Omit the images. Copy each entry word for word.
· · ·
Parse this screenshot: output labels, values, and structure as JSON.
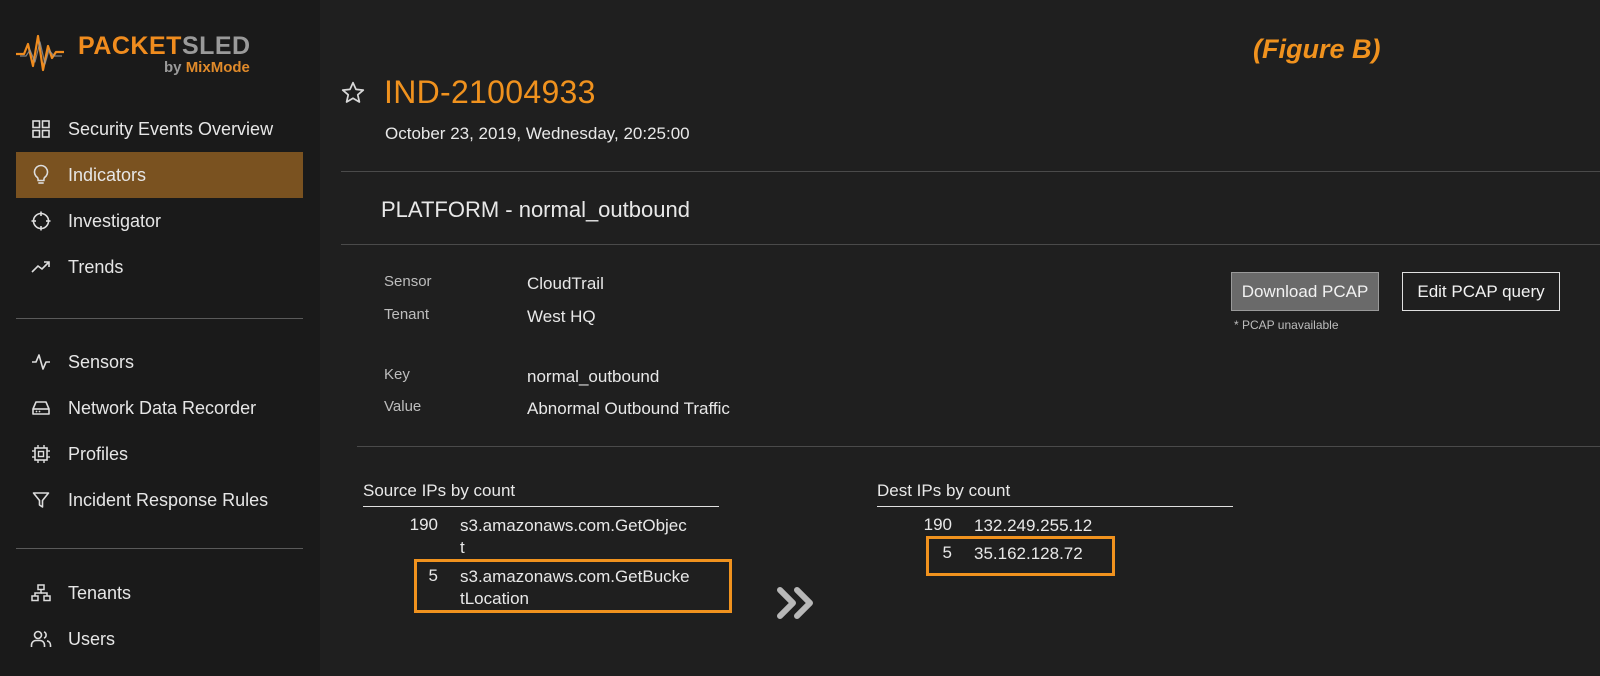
{
  "brand": {
    "name_part1": "PACKET",
    "name_part2": "SLED",
    "by": "by ",
    "by_brand": "MixMode"
  },
  "figure_label": "(Figure B)",
  "sidebar": {
    "group1": [
      {
        "label": "Security Events Overview",
        "icon": "grid-icon"
      },
      {
        "label": "Indicators",
        "icon": "lightbulb-icon",
        "active": true
      },
      {
        "label": "Investigator",
        "icon": "crosshair-icon"
      },
      {
        "label": "Trends",
        "icon": "trend-icon"
      }
    ],
    "group2": [
      {
        "label": "Sensors",
        "icon": "pulse-icon"
      },
      {
        "label": "Network Data Recorder",
        "icon": "drive-icon"
      },
      {
        "label": "Profiles",
        "icon": "chip-icon"
      },
      {
        "label": "Incident Response Rules",
        "icon": "filter-icon"
      }
    ],
    "group3": [
      {
        "label": "Tenants",
        "icon": "hierarchy-icon"
      },
      {
        "label": "Users",
        "icon": "users-icon"
      }
    ]
  },
  "indicator": {
    "id": "IND-21004933",
    "timestamp": "October 23, 2019, Wednesday, 20:25:00",
    "section_title": "PLATFORM - normal_outbound"
  },
  "details": {
    "sensor_key": "Sensor",
    "sensor_val": "CloudTrail",
    "tenant_key": "Tenant",
    "tenant_val": "West HQ",
    "key_key": "Key",
    "key_val": "normal_outbound",
    "value_key": "Value",
    "value_val": "Abnormal Outbound Traffic"
  },
  "actions": {
    "download_label": "Download PCAP",
    "edit_label": "Edit PCAP query",
    "note": "* PCAP unavailable"
  },
  "source_ips": {
    "title": "Source IPs by count",
    "rows": [
      {
        "count": "190",
        "line1": "s3.amazonaws.com.GetObjec",
        "line2": "t"
      },
      {
        "count": "5",
        "line1": "s3.amazonaws.com.GetBucke",
        "line2": "tLocation"
      }
    ]
  },
  "dest_ips": {
    "title": "Dest IPs by count",
    "rows": [
      {
        "count": "190",
        "value": "132.249.255.12"
      },
      {
        "count": "5",
        "value": "35.162.128.72"
      }
    ]
  },
  "colors": {
    "accent": "#f0921e",
    "active_nav": "#7a5220",
    "background": "#1f1f1f"
  }
}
· · ·
* **Response to the exercise**:
Parse this screenshot: output labels, values, and structure as JSON.
{
  "brand": {
    "name_part1": "PACKET",
    "name_part2": "SLED",
    "by": "by ",
    "by_brand": "MixMode"
  },
  "figure_label": "(Figure B)",
  "sidebar": {
    "group1": [
      {
        "label": "Security Events Overview",
        "icon": "grid-icon"
      },
      {
        "label": "Indicators",
        "icon": "lightbulb-icon",
        "active": true
      },
      {
        "label": "Investigator",
        "icon": "crosshair-icon"
      },
      {
        "label": "Trends",
        "icon": "trend-icon"
      }
    ],
    "group2": [
      {
        "label": "Sensors",
        "icon": "pulse-icon"
      },
      {
        "label": "Network Data Recorder",
        "icon": "drive-icon"
      },
      {
        "label": "Profiles",
        "icon": "chip-icon"
      },
      {
        "label": "Incident Response Rules",
        "icon": "filter-icon"
      }
    ],
    "group3": [
      {
        "label": "Tenants",
        "icon": "hierarchy-icon"
      },
      {
        "label": "Users",
        "icon": "users-icon"
      }
    ]
  },
  "indicator": {
    "id": "IND-21004933",
    "timestamp": "October 23, 2019, Wednesday, 20:25:00",
    "section_title": "PLATFORM - normal_outbound"
  },
  "details": {
    "sensor_key": "Sensor",
    "sensor_val": "CloudTrail",
    "tenant_key": "Tenant",
    "tenant_val": "West HQ",
    "key_key": "Key",
    "key_val": "normal_outbound",
    "value_key": "Value",
    "value_val": "Abnormal Outbound Traffic"
  },
  "actions": {
    "download_label": "Download PCAP",
    "edit_label": "Edit PCAP query",
    "note": "* PCAP unavailable"
  },
  "source_ips": {
    "title": "Source IPs by count",
    "rows": [
      {
        "count": "190",
        "line1": "s3.amazonaws.com.GetObjec",
        "line2": "t"
      },
      {
        "count": "5",
        "line1": "s3.amazonaws.com.GetBucke",
        "line2": "tLocation"
      }
    ]
  },
  "dest_ips": {
    "title": "Dest IPs by count",
    "rows": [
      {
        "count": "190",
        "value": "132.249.255.12"
      },
      {
        "count": "5",
        "value": "35.162.128.72"
      }
    ]
  },
  "colors": {
    "accent": "#f0921e",
    "active_nav": "#7a5220",
    "background": "#1f1f1f"
  }
}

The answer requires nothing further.